Material for this exercise |
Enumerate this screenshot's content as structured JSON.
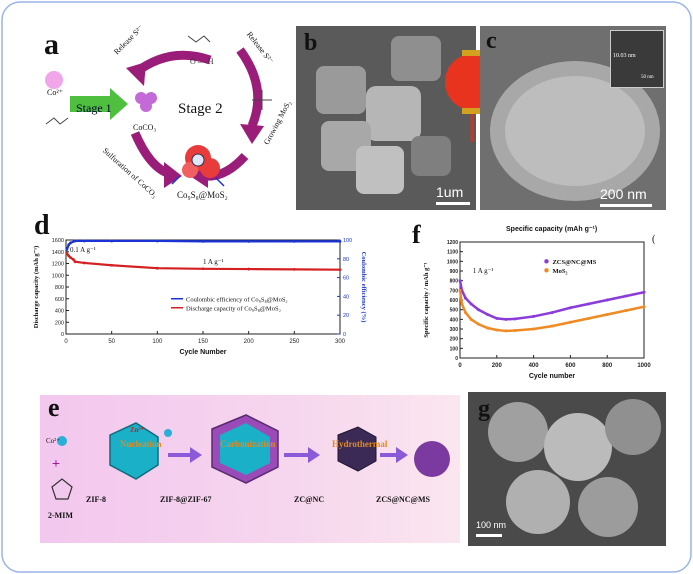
{
  "panels": {
    "a": {
      "label": "a",
      "ion": "Co²⁺",
      "stage1": "Stage 1",
      "stage2": "Stage 2",
      "coco3": "CoCO₃",
      "release_top": "Release S²⁻",
      "release_right": "Release S²⁻",
      "sulfuration": "Sulfuration of CoCO₃",
      "growing": "Growing MoS₂",
      "product": "Co₉S₈@MoS₂"
    },
    "b": {
      "label": "b",
      "scale": "1um"
    },
    "c": {
      "label": "c",
      "inset_scale": "10.03 nm",
      "inset_bar": "50 nm",
      "scale": "200 nm"
    },
    "d": {
      "label": "d"
    },
    "f": {
      "label": "f",
      "header": "Specific capacity (mAh g⁻¹)",
      "corner": "("
    },
    "e": {
      "label": "e",
      "co": "Co²⁺",
      "zn": "Zn²⁺",
      "plus": "+",
      "nucleation": "Nucleation",
      "carbonization": "Carbonization",
      "hydrothermal": "Hydrothermal",
      "zif8": "ZIF-8",
      "zif867": "ZIF-8@ZIF-67",
      "zcnc": "ZC@NC",
      "zcsncms": "ZCS@NC@MS",
      "mim": "2-MIM"
    },
    "g": {
      "label": "g",
      "scale": "100 nm"
    }
  },
  "chart_data": [
    {
      "type": "line",
      "panel": "d",
      "xlabel": "Cycle Number",
      "ylabel": "Discharge capacity (mAh g⁻¹)",
      "ylabel2": "Coulombic efficiency (%)",
      "xlim": [
        0,
        300
      ],
      "ylim": [
        0,
        1600
      ],
      "ylim2": [
        0,
        100
      ],
      "xticks": [
        0,
        50,
        100,
        150,
        200,
        250,
        300
      ],
      "yticks": [
        0,
        200,
        400,
        600,
        800,
        1000,
        1200,
        1400,
        1600
      ],
      "yticks2": [
        0,
        20,
        40,
        60,
        80,
        100
      ],
      "annotations": [
        "0.1 A g⁻¹",
        "1 A g⁻¹"
      ],
      "legend_position": "center-right",
      "series": [
        {
          "name": "Coulombic efficiency of Co₉S₈@MoS₂",
          "color": "#1a33d6",
          "axis": "right",
          "x": [
            1,
            3,
            5,
            10,
            20,
            50,
            100,
            150,
            200,
            250,
            300
          ],
          "values": [
            90,
            95,
            97,
            99,
            99,
            99,
            99,
            98.5,
            98.5,
            98.5,
            98.5
          ]
        },
        {
          "name": "Discharge capacity of Co₉S₈@MoS₂",
          "color": "#d42020",
          "axis": "left",
          "x": [
            1,
            3,
            5,
            8,
            10,
            20,
            50,
            100,
            150,
            200,
            250,
            300
          ],
          "values": [
            1370,
            1330,
            1300,
            1270,
            1230,
            1210,
            1170,
            1120,
            1110,
            1105,
            1100,
            1095
          ]
        }
      ]
    },
    {
      "type": "line",
      "panel": "f",
      "xlabel": "Cycle number",
      "ylabel": "Specific capacity / mAh g⁻¹",
      "xlim": [
        0,
        1000
      ],
      "ylim": [
        0,
        1200
      ],
      "xticks": [
        0,
        200,
        400,
        600,
        800,
        1000
      ],
      "yticks": [
        0,
        100,
        200,
        300,
        400,
        500,
        600,
        700,
        800,
        900,
        1000,
        1100,
        1200
      ],
      "annotations": [
        "1 A g⁻¹"
      ],
      "legend_position": "top-right",
      "series": [
        {
          "name": "ZCS@NC@MS",
          "color": "#8a3bd9",
          "x": [
            0,
            10,
            30,
            60,
            100,
            150,
            200,
            250,
            300,
            400,
            500,
            600,
            700,
            800,
            900,
            1000
          ],
          "values": [
            800,
            700,
            620,
            560,
            500,
            450,
            410,
            400,
            405,
            430,
            470,
            520,
            560,
            600,
            640,
            680
          ]
        },
        {
          "name": "MoS₂",
          "color": "#f08a24",
          "x": [
            0,
            10,
            30,
            60,
            100,
            150,
            200,
            250,
            300,
            400,
            500,
            600,
            700,
            800,
            900,
            1000
          ],
          "values": [
            700,
            560,
            470,
            400,
            350,
            310,
            290,
            280,
            285,
            300,
            330,
            370,
            410,
            450,
            490,
            530
          ]
        }
      ]
    }
  ]
}
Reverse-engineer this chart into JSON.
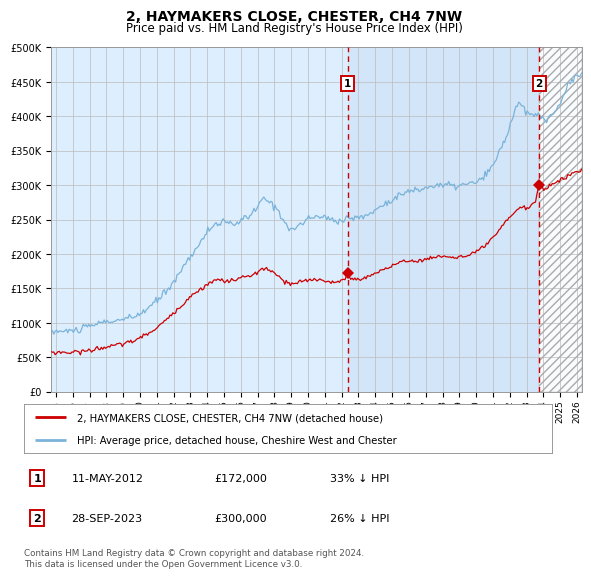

Task goal | Make an exact copy of the records above, with the pictures left out.

Task answer |
Enumerate this screenshot's content as structured JSON.
{
  "panels": {
    "a": {
      "label": "a",
      "ion": "Co²⁺",
      "stage1": "Stage 1",
      "stage2": "Stage 2",
      "coco3": "CoCO₃",
      "release_top": "Release S²⁻",
      "release_right": "Release S²⁻",
      "sulfuration": "Sulfuration of CoCO₃",
      "growing": "Growing MoS₂",
      "product": "Co₉S₈@MoS₂"
    },
    "b": {
      "label": "b",
      "scale": "1um"
    },
    "c": {
      "label": "c",
      "inset_scale": "10.03 nm",
      "inset_bar": "50 nm",
      "scale": "200 nm"
    },
    "d": {
      "label": "d"
    },
    "f": {
      "label": "f",
      "header": "Specific capacity (mAh g⁻¹)",
      "corner": "("
    },
    "e": {
      "label": "e",
      "co": "Co²⁺",
      "zn": "Zn²⁺",
      "plus": "+",
      "nucleation": "Nucleation",
      "carbonization": "Carbonization",
      "hydrothermal": "Hydrothermal",
      "zif8": "ZIF-8",
      "zif867": "ZIF-8@ZIF-67",
      "zcnc": "ZC@NC",
      "zcsncms": "ZCS@NC@MS",
      "mim": "2-MIM"
    },
    "g": {
      "label": "g",
      "scale": "100 nm"
    }
  },
  "chart_data": [
    {
      "type": "line",
      "panel": "d",
      "xlabel": "Cycle Number",
      "ylabel": "Discharge capacity (mAh g⁻¹)",
      "ylabel2": "Coulombic efficiency (%)",
      "xlim": [
        0,
        300
      ],
      "ylim": [
        0,
        1600
      ],
      "ylim2": [
        0,
        100
      ],
      "xticks": [
        0,
        50,
        100,
        150,
        200,
        250,
        300
      ],
      "yticks": [
        0,
        200,
        400,
        600,
        800,
        1000,
        1200,
        1400,
        1600
      ],
      "yticks2": [
        0,
        20,
        40,
        60,
        80,
        100
      ],
      "annotations": [
        "0.1 A g⁻¹",
        "1 A g⁻¹"
      ],
      "legend_position": "center-right",
      "series": [
        {
          "name": "Coulombic efficiency of Co₉S₈@MoS₂",
          "color": "#1a33d6",
          "axis": "right",
          "x": [
            1,
            3,
            5,
            10,
            20,
            50,
            100,
            150,
            200,
            250,
            300
          ],
          "values": [
            90,
            95,
            97,
            99,
            99,
            99,
            99,
            98.5,
            98.5,
            98.5,
            98.5
          ]
        },
        {
          "name": "Discharge capacity of Co₉S₈@MoS₂",
          "color": "#d42020",
          "axis": "left",
          "x": [
            1,
            3,
            5,
            8,
            10,
            20,
            50,
            100,
            150,
            200,
            250,
            300
          ],
          "values": [
            1370,
            1330,
            1300,
            1270,
            1230,
            1210,
            1170,
            1120,
            1110,
            1105,
            1100,
            1095
          ]
        }
      ]
    },
    {
      "type": "line",
      "panel": "f",
      "xlabel": "Cycle number",
      "ylabel": "Specific capacity / mAh g⁻¹",
      "xlim": [
        0,
        1000
      ],
      "ylim": [
        0,
        1200
      ],
      "xticks": [
        0,
        200,
        400,
        600,
        800,
        1000
      ],
      "yticks": [
        0,
        100,
        200,
        300,
        400,
        500,
        600,
        700,
        800,
        900,
        1000,
        1100,
        1200
      ],
      "annotations": [
        "1 A g⁻¹"
      ],
      "legend_position": "top-right",
      "series": [
        {
          "name": "ZCS@NC@MS",
          "color": "#8a3bd9",
          "x": [
            0,
            10,
            30,
            60,
            100,
            150,
            200,
            250,
            300,
            400,
            500,
            600,
            700,
            800,
            900,
            1000
          ],
          "values": [
            800,
            700,
            620,
            560,
            500,
            450,
            410,
            400,
            405,
            430,
            470,
            520,
            560,
            600,
            640,
            680
          ]
        },
        {
          "name": "MoS₂",
          "color": "#f08a24",
          "x": [
            0,
            10,
            30,
            60,
            100,
            150,
            200,
            250,
            300,
            400,
            500,
            600,
            700,
            800,
            900,
            1000
          ],
          "values": [
            700,
            560,
            470,
            400,
            350,
            310,
            290,
            280,
            285,
            300,
            330,
            370,
            410,
            450,
            490,
            530
          ]
        }
      ]
    }
  ]
}
Reverse-engineer this chart into JSON.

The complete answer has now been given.